DIRECTIVE:
Copy out every record precisely.

TASK INPUTS:
-- start --

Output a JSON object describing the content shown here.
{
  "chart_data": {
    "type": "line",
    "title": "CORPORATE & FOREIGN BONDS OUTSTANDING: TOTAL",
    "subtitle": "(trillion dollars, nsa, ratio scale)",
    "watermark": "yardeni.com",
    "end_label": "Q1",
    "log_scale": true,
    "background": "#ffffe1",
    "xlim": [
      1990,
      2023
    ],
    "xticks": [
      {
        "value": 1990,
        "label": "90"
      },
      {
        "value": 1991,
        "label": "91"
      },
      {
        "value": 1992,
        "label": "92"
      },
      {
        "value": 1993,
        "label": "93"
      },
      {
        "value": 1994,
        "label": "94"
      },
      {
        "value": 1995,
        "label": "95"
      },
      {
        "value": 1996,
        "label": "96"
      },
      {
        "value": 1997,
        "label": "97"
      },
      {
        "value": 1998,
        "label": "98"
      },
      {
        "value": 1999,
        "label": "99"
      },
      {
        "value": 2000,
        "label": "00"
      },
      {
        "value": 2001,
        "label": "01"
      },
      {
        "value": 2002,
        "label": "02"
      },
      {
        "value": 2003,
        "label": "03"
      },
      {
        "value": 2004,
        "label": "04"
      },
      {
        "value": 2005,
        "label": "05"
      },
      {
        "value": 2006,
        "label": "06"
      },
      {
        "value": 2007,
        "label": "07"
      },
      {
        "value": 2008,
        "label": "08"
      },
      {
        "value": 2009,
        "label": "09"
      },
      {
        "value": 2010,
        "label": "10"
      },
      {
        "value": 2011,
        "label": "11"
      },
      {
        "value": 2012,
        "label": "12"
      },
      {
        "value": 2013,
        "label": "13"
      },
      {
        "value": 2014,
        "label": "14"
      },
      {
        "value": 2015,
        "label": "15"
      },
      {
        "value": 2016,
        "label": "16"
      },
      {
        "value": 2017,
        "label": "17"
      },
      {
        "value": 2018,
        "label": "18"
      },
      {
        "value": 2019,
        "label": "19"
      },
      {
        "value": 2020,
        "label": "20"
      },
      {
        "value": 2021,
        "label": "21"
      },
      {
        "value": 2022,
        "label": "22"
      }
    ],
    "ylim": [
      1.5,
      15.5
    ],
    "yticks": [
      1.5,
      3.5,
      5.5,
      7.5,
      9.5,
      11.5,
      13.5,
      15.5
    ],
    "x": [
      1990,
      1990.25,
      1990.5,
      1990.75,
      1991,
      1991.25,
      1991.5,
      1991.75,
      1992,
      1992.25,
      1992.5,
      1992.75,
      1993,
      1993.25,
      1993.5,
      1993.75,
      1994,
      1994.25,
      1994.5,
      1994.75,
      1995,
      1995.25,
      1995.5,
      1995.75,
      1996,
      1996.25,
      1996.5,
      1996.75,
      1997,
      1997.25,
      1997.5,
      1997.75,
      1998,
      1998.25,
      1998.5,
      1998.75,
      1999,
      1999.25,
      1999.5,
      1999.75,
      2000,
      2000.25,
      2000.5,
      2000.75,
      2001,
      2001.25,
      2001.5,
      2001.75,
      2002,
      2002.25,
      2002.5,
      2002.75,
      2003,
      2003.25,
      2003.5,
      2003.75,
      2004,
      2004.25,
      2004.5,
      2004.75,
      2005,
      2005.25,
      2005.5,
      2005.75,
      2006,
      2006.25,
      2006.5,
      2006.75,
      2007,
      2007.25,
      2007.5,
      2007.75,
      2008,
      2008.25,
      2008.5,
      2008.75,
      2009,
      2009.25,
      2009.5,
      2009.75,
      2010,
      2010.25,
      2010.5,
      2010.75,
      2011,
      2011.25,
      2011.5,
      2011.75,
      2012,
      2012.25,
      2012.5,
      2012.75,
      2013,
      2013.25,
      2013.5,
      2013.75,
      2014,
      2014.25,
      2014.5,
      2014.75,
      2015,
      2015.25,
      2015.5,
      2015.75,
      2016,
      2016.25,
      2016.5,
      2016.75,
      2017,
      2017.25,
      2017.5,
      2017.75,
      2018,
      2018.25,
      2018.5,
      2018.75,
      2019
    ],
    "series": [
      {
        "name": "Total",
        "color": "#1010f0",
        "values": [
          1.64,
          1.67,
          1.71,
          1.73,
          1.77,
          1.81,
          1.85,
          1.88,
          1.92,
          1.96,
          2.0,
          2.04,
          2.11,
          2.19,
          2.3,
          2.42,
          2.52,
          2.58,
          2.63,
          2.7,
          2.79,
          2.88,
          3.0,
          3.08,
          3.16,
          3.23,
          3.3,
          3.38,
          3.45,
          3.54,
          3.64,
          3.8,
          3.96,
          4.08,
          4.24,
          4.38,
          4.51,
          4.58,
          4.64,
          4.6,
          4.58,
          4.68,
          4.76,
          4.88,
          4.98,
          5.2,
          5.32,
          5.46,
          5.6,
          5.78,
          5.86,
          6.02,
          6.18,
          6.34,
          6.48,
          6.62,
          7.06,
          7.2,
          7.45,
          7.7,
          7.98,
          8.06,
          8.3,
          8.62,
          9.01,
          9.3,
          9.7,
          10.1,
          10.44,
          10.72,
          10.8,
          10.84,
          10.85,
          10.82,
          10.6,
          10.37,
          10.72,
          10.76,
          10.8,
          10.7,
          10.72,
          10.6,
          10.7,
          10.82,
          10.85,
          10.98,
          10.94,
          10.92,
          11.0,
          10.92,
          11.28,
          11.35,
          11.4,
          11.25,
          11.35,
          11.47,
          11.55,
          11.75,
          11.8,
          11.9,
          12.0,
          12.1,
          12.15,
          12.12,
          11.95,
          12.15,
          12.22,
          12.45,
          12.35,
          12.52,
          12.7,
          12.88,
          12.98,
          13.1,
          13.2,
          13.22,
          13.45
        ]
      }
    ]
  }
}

-- end --

OUTPUT BELOW:
Output a JSON object describing the content shown here.
{
  "chart_data": {
    "type": "line",
    "title": "CORPORATE & FOREIGN BONDS OUTSTANDING: TOTAL",
    "subtitle": "(trillion dollars, nsa, ratio scale)",
    "watermark": "yardeni.com",
    "end_label": "Q1",
    "log_scale": true,
    "background": "#ffffe1",
    "xlim": [
      1990,
      2023
    ],
    "xticks": [
      {
        "value": 1990,
        "label": "90"
      },
      {
        "value": 1991,
        "label": "91"
      },
      {
        "value": 1992,
        "label": "92"
      },
      {
        "value": 1993,
        "label": "93"
      },
      {
        "value": 1994,
        "label": "94"
      },
      {
        "value": 1995,
        "label": "95"
      },
      {
        "value": 1996,
        "label": "96"
      },
      {
        "value": 1997,
        "label": "97"
      },
      {
        "value": 1998,
        "label": "98"
      },
      {
        "value": 1999,
        "label": "99"
      },
      {
        "value": 2000,
        "label": "00"
      },
      {
        "value": 2001,
        "label": "01"
      },
      {
        "value": 2002,
        "label": "02"
      },
      {
        "value": 2003,
        "label": "03"
      },
      {
        "value": 2004,
        "label": "04"
      },
      {
        "value": 2005,
        "label": "05"
      },
      {
        "value": 2006,
        "label": "06"
      },
      {
        "value": 2007,
        "label": "07"
      },
      {
        "value": 2008,
        "label": "08"
      },
      {
        "value": 2009,
        "label": "09"
      },
      {
        "value": 2010,
        "label": "10"
      },
      {
        "value": 2011,
        "label": "11"
      },
      {
        "value": 2012,
        "label": "12"
      },
      {
        "value": 2013,
        "label": "13"
      },
      {
        "value": 2014,
        "label": "14"
      },
      {
        "value": 2015,
        "label": "15"
      },
      {
        "value": 2016,
        "label": "16"
      },
      {
        "value": 2017,
        "label": "17"
      },
      {
        "value": 2018,
        "label": "18"
      },
      {
        "value": 2019,
        "label": "19"
      },
      {
        "value": 2020,
        "label": "20"
      },
      {
        "value": 2021,
        "label": "21"
      },
      {
        "value": 2022,
        "label": "22"
      }
    ],
    "ylim": [
      1.5,
      15.5
    ],
    "yticks": [
      1.5,
      3.5,
      5.5,
      7.5,
      9.5,
      11.5,
      13.5,
      15.5
    ],
    "x": [
      1990,
      1990.25,
      1990.5,
      1990.75,
      1991,
      1991.25,
      1991.5,
      1991.75,
      1992,
      1992.25,
      1992.5,
      1992.75,
      1993,
      1993.25,
      1993.5,
      1993.75,
      1994,
      1994.25,
      1994.5,
      1994.75,
      1995,
      1995.25,
      1995.5,
      1995.75,
      1996,
      1996.25,
      1996.5,
      1996.75,
      1997,
      1997.25,
      1997.5,
      1997.75,
      1998,
      1998.25,
      1998.5,
      1998.75,
      1999,
      1999.25,
      1999.5,
      1999.75,
      2000,
      2000.25,
      2000.5,
      2000.75,
      2001,
      2001.25,
      2001.5,
      2001.75,
      2002,
      2002.25,
      2002.5,
      2002.75,
      2003,
      2003.25,
      2003.5,
      2003.75,
      2004,
      2004.25,
      2004.5,
      2004.75,
      2005,
      2005.25,
      2005.5,
      2005.75,
      2006,
      2006.25,
      2006.5,
      2006.75,
      2007,
      2007.25,
      2007.5,
      2007.75,
      2008,
      2008.25,
      2008.5,
      2008.75,
      2009,
      2009.25,
      2009.5,
      2009.75,
      2010,
      2010.25,
      2010.5,
      2010.75,
      2011,
      2011.25,
      2011.5,
      2011.75,
      2012,
      2012.25,
      2012.5,
      2012.75,
      2013,
      2013.25,
      2013.5,
      2013.75,
      2014,
      2014.25,
      2014.5,
      2014.75,
      2015,
      2015.25,
      2015.5,
      2015.75,
      2016,
      2016.25,
      2016.5,
      2016.75,
      2017,
      2017.25,
      2017.5,
      2017.75,
      2018,
      2018.25,
      2018.5,
      2018.75,
      2019
    ],
    "series": [
      {
        "name": "Total",
        "color": "#1010f0",
        "values": [
          1.64,
          1.67,
          1.71,
          1.73,
          1.77,
          1.81,
          1.85,
          1.88,
          1.92,
          1.96,
          2.0,
          2.04,
          2.11,
          2.19,
          2.3,
          2.42,
          2.52,
          2.58,
          2.63,
          2.7,
          2.79,
          2.88,
          3.0,
          3.08,
          3.16,
          3.23,
          3.3,
          3.38,
          3.45,
          3.54,
          3.64,
          3.8,
          3.96,
          4.08,
          4.24,
          4.38,
          4.51,
          4.58,
          4.64,
          4.6,
          4.58,
          4.68,
          4.76,
          4.88,
          4.98,
          5.2,
          5.32,
          5.46,
          5.6,
          5.78,
          5.86,
          6.02,
          6.18,
          6.34,
          6.48,
          6.62,
          7.06,
          7.2,
          7.45,
          7.7,
          7.98,
          8.06,
          8.3,
          8.62,
          9.01,
          9.3,
          9.7,
          10.1,
          10.44,
          10.72,
          10.8,
          10.84,
          10.85,
          10.82,
          10.6,
          10.37,
          10.72,
          10.76,
          10.8,
          10.7,
          10.72,
          10.6,
          10.7,
          10.82,
          10.85,
          10.98,
          10.94,
          10.92,
          11.0,
          10.92,
          11.28,
          11.35,
          11.4,
          11.25,
          11.35,
          11.47,
          11.55,
          11.75,
          11.8,
          11.9,
          12.0,
          12.1,
          12.15,
          12.12,
          11.95,
          12.15,
          12.22,
          12.45,
          12.35,
          12.52,
          12.7,
          12.88,
          12.98,
          13.1,
          13.2,
          13.22,
          13.45
        ]
      }
    ]
  }
}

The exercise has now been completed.